_Exercise directions_:
Tally the lines in the data that follows that include the word "贸易摩擦持续升级", and report nothing but the total.
━━━━━ Exercise input ━━━━━
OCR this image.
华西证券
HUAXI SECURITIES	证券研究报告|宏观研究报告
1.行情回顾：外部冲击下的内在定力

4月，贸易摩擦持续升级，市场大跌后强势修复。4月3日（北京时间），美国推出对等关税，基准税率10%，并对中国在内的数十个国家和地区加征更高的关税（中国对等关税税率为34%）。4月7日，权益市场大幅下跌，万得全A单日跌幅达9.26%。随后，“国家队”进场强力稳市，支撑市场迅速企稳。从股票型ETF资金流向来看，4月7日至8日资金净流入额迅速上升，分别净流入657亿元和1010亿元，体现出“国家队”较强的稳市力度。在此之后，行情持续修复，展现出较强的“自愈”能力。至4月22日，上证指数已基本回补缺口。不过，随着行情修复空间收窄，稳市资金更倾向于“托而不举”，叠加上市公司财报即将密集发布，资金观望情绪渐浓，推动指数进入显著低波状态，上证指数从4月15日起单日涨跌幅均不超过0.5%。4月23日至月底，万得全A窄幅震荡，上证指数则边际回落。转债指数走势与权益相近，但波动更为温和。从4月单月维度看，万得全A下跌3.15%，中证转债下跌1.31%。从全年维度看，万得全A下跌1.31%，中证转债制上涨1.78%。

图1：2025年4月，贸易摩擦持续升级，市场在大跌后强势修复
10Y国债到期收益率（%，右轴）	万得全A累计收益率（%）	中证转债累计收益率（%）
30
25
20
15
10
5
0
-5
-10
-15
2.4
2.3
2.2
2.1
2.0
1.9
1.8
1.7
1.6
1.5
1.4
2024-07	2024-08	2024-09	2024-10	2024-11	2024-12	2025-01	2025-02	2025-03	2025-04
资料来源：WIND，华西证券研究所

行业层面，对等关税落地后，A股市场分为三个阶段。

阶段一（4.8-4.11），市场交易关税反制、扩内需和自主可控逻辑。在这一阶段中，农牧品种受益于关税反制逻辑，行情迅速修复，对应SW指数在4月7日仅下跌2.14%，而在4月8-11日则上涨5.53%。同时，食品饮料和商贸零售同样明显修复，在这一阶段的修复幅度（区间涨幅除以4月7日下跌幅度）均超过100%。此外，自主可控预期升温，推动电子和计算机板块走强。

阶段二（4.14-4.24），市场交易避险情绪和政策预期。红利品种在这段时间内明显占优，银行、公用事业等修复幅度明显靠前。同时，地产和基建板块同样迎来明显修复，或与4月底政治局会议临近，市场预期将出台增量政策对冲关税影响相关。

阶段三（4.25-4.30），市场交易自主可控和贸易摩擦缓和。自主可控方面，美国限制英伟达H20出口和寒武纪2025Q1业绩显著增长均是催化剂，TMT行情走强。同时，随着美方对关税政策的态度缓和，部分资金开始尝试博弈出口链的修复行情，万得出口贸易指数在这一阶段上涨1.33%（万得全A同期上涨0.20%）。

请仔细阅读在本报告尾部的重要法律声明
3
━━━━━
_Exercise answer_:
2